-------- RECORDS FOR THE TASK

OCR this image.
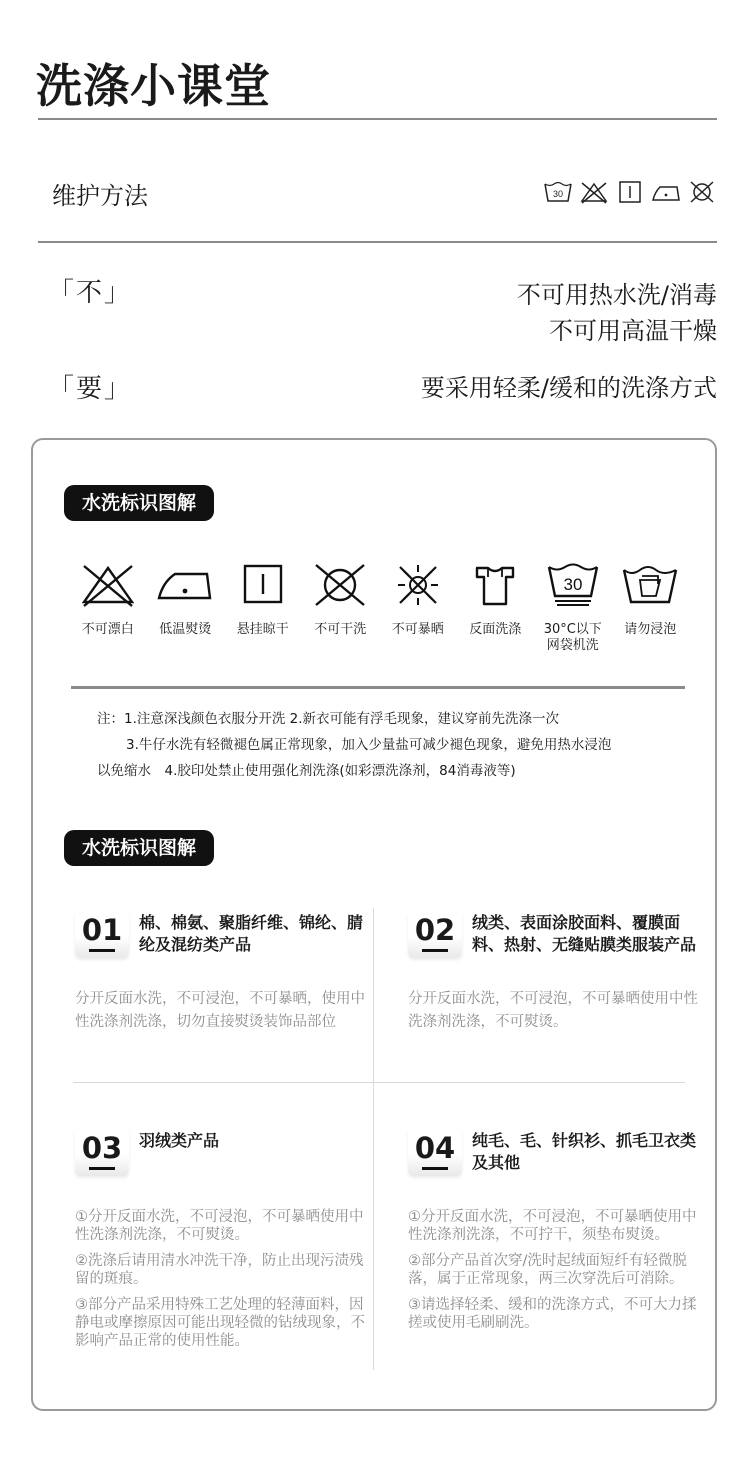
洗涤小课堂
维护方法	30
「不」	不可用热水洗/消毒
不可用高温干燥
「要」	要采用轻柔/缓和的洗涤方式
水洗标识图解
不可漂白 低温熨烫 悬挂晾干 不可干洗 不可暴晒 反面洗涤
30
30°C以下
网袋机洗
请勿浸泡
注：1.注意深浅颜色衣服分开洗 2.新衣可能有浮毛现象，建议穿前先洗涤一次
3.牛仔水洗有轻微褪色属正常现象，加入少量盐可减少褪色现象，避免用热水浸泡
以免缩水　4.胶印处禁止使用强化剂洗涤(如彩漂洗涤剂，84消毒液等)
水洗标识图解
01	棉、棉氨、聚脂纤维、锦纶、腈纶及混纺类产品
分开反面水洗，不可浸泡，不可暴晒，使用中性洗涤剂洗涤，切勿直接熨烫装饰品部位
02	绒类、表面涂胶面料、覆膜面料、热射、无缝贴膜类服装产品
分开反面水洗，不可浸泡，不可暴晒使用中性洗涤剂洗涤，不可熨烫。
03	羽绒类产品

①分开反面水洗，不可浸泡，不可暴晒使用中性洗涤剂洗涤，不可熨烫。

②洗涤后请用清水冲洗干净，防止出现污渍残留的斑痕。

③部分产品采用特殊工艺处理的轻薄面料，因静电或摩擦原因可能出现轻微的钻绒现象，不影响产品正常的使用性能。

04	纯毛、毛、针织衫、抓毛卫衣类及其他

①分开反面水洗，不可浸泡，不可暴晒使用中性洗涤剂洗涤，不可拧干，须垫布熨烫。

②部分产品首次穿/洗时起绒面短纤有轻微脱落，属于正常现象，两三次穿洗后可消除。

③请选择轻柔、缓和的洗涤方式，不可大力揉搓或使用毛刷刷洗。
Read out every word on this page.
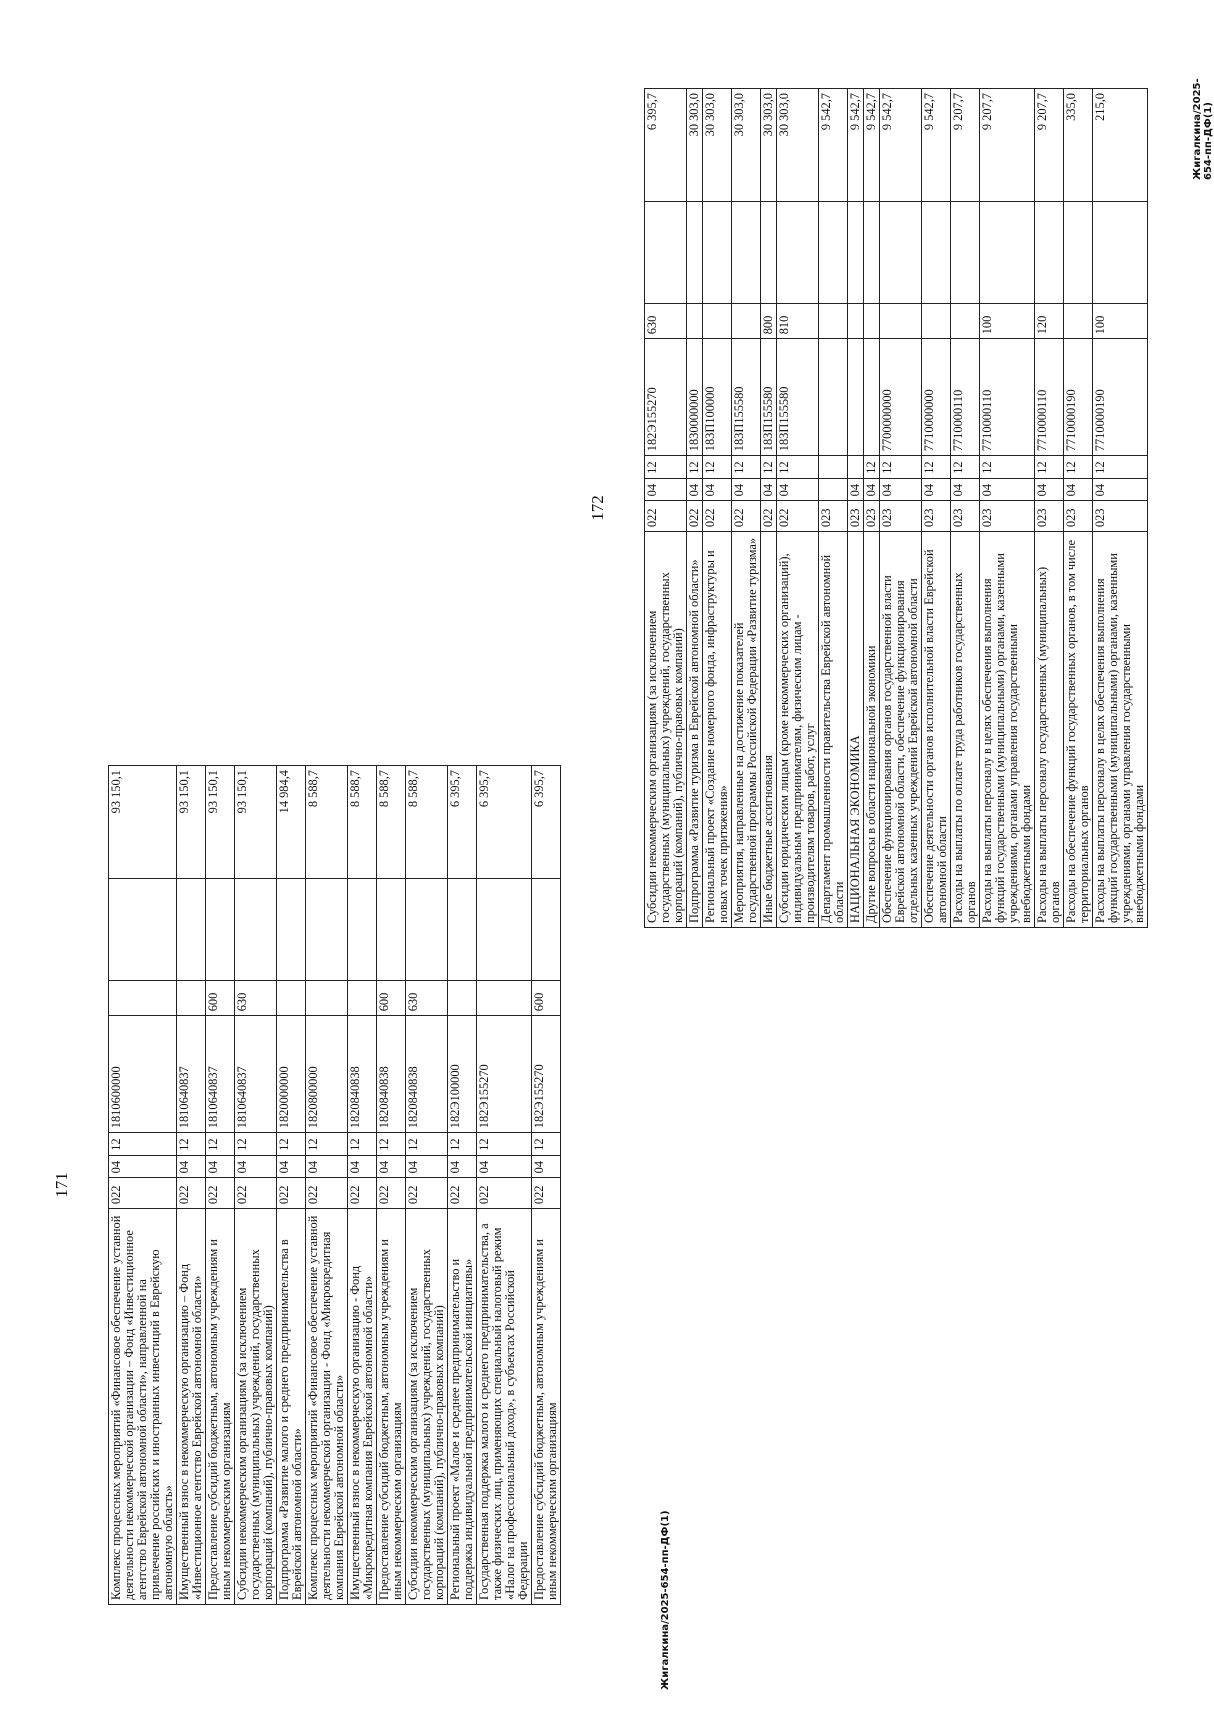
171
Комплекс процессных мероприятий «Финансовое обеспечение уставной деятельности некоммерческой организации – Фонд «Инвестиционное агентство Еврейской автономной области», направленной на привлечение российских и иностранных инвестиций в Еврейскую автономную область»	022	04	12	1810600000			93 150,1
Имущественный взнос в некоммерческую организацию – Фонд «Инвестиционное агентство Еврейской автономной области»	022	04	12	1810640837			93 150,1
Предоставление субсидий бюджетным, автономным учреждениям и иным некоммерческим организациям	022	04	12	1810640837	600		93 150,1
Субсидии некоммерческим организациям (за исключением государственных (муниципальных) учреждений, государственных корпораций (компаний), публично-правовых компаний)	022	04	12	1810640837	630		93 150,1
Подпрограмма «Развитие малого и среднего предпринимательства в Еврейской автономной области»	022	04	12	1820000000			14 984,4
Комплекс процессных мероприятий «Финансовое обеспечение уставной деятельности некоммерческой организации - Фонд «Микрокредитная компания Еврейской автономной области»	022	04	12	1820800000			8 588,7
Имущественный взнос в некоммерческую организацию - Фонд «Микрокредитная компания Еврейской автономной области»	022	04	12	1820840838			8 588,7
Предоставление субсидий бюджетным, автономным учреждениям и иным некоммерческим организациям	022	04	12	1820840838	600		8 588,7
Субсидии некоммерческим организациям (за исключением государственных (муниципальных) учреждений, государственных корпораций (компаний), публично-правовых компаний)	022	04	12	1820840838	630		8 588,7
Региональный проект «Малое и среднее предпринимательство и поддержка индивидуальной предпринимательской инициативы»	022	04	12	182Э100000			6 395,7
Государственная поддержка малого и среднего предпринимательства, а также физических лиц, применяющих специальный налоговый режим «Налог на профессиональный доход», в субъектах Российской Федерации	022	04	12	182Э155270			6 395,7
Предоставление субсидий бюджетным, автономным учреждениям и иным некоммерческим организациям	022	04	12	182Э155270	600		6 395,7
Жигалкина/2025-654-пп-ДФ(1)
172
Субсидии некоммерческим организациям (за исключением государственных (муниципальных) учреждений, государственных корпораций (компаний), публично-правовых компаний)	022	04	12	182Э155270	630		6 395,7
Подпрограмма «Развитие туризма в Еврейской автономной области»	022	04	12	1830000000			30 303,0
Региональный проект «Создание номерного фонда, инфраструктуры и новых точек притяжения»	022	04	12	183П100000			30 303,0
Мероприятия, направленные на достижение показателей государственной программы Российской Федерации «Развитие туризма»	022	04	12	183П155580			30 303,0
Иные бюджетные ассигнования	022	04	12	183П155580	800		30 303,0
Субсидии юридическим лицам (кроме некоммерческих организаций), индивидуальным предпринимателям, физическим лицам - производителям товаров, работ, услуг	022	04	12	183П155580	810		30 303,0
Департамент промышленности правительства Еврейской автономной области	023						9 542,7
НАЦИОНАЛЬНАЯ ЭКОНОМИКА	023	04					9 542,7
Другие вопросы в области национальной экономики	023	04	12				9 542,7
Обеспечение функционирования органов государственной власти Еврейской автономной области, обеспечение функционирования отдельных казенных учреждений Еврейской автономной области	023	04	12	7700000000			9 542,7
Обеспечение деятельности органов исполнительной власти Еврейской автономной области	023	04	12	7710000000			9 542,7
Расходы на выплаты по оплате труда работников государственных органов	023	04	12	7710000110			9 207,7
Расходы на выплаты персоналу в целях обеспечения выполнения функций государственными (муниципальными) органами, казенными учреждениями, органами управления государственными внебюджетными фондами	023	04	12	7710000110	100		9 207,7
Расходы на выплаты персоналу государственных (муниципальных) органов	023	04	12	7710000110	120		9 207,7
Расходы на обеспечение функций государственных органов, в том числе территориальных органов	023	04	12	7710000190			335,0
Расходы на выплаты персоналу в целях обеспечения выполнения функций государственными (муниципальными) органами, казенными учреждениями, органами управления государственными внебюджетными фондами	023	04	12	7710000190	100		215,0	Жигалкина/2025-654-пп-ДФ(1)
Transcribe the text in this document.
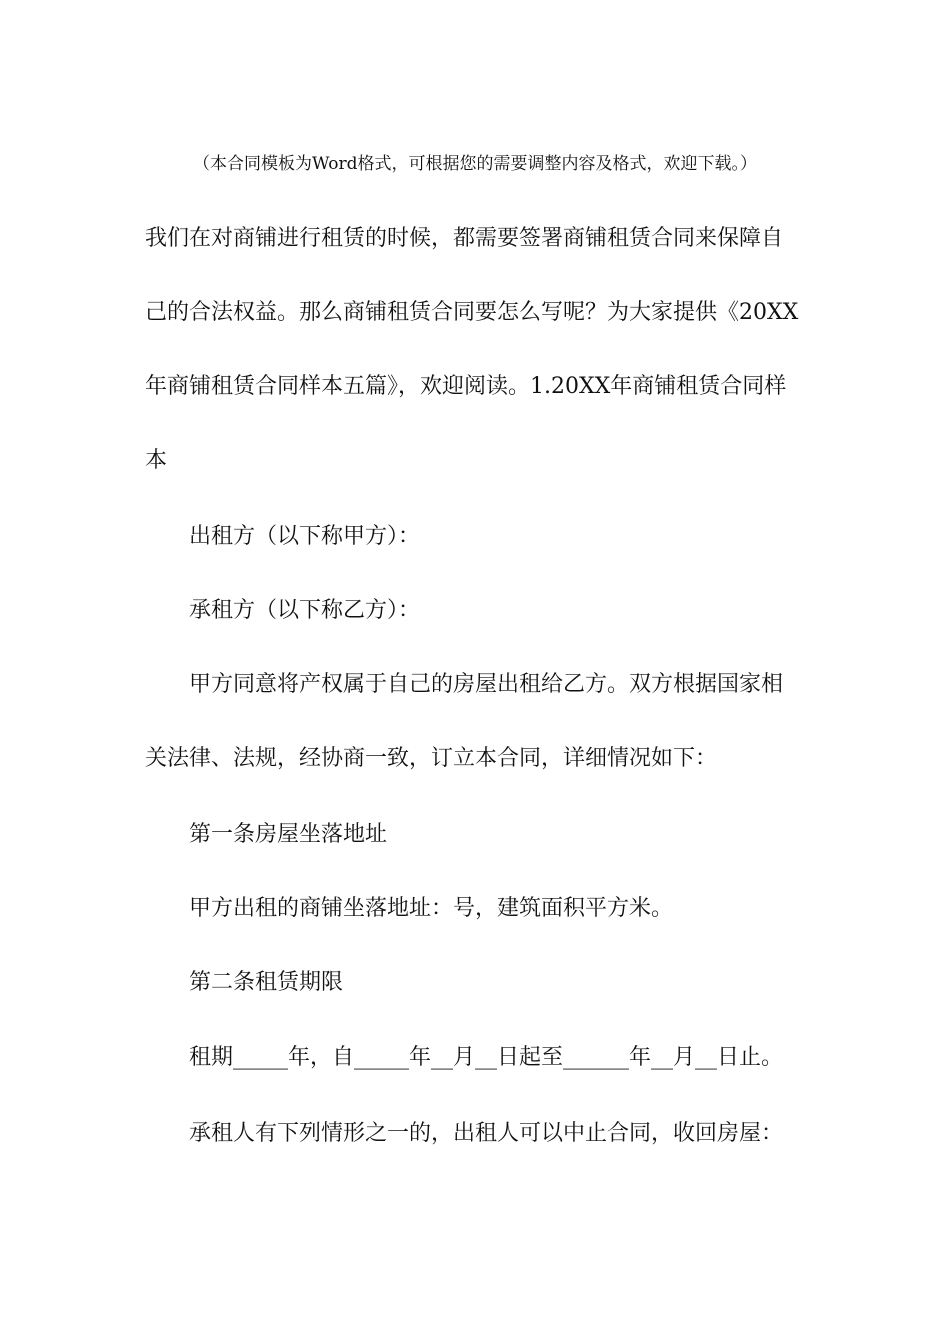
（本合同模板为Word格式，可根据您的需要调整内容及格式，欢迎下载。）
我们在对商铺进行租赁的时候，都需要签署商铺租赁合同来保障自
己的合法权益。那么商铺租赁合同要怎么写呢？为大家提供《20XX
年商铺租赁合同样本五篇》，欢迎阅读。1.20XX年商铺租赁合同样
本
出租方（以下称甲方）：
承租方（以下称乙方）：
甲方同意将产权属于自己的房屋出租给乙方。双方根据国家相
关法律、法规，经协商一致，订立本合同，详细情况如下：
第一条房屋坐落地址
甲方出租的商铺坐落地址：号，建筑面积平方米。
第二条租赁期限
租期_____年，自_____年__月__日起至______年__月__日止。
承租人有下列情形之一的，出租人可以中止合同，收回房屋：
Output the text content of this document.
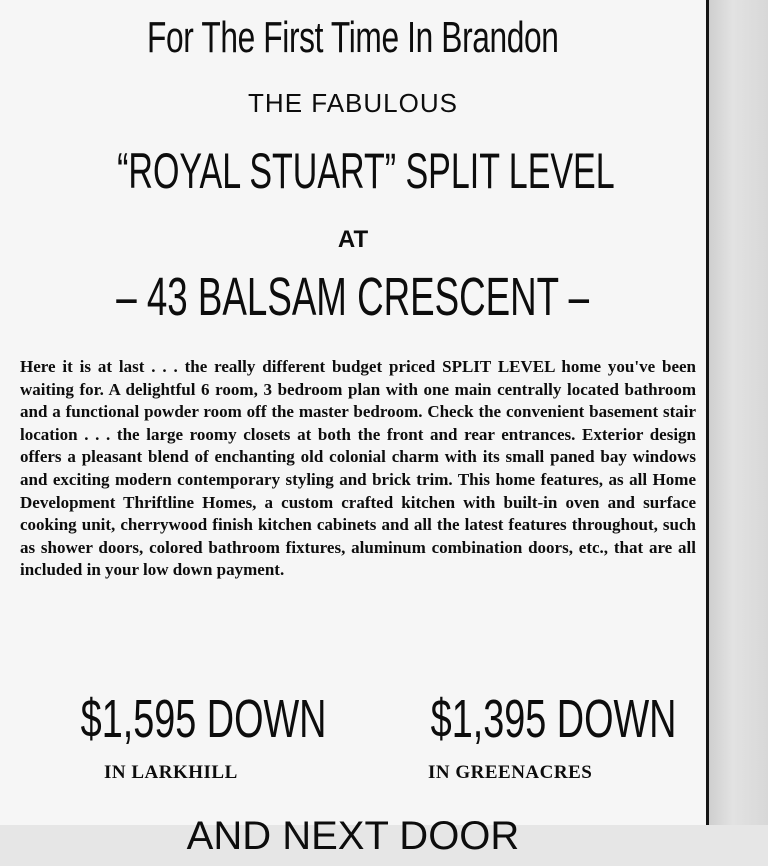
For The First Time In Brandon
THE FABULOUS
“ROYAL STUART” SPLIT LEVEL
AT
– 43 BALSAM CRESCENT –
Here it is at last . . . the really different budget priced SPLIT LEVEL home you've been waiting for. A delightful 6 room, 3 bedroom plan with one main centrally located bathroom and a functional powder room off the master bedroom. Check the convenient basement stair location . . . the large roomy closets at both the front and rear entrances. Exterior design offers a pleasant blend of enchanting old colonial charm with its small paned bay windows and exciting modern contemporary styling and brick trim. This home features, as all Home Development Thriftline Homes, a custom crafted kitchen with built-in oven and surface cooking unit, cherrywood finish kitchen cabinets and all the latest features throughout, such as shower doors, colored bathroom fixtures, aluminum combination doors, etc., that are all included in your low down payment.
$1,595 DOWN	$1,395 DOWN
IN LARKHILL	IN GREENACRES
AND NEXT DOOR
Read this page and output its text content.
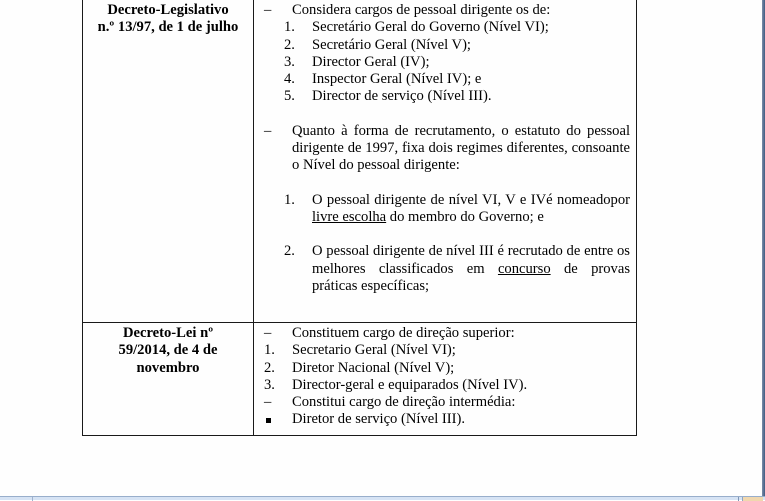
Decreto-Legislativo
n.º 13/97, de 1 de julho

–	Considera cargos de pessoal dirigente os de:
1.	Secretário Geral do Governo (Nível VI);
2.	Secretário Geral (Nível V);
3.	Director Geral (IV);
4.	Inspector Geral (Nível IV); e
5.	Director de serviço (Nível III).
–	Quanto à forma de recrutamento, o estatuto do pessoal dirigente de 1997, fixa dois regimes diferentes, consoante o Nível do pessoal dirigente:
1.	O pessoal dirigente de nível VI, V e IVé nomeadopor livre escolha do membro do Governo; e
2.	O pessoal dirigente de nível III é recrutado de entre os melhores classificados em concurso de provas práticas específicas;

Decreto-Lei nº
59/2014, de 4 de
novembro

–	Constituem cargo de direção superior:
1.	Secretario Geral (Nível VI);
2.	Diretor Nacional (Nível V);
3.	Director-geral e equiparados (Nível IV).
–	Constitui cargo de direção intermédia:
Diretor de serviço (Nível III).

----------------

- [DIRECTIONS]: Copy exactly the lines from the one containing "Read this page and output its text content." through the final line of the records above, both included, and leave out any pictures.

- [THE OUTPUT]:
Read this page and output its text content.
Decreto-Legislativo
n.º 13/97, de 1 de julho

–	Considera cargos de pessoal dirigente os de:
1.	Secretário Geral do Governo (Nível VI);
2.	Secretário Geral (Nível V);
3.	Director Geral (IV);
4.	Inspector Geral (Nível IV); e
5.	Director de serviço (Nível III).
–	Quanto à forma de recrutamento, o estatuto do pessoal dirigente de 1997, fixa dois regimes diferentes, consoante o Nível do pessoal dirigente:
1.	O pessoal dirigente de nível VI, V e IVé nomeadopor livre escolha do membro do Governo; e
2.	O pessoal dirigente de nível III é recrutado de entre os melhores classificados em concurso de provas práticas específicas;

Decreto-Lei nº
59/2014, de 4 de
novembro

–	Constituem cargo de direção superior:
1.	Secretario Geral (Nível VI);
2.	Diretor Nacional (Nível V);
3.	Director-geral e equiparados (Nível IV).
–	Constitui cargo de direção intermédia:
Diretor de serviço (Nível III).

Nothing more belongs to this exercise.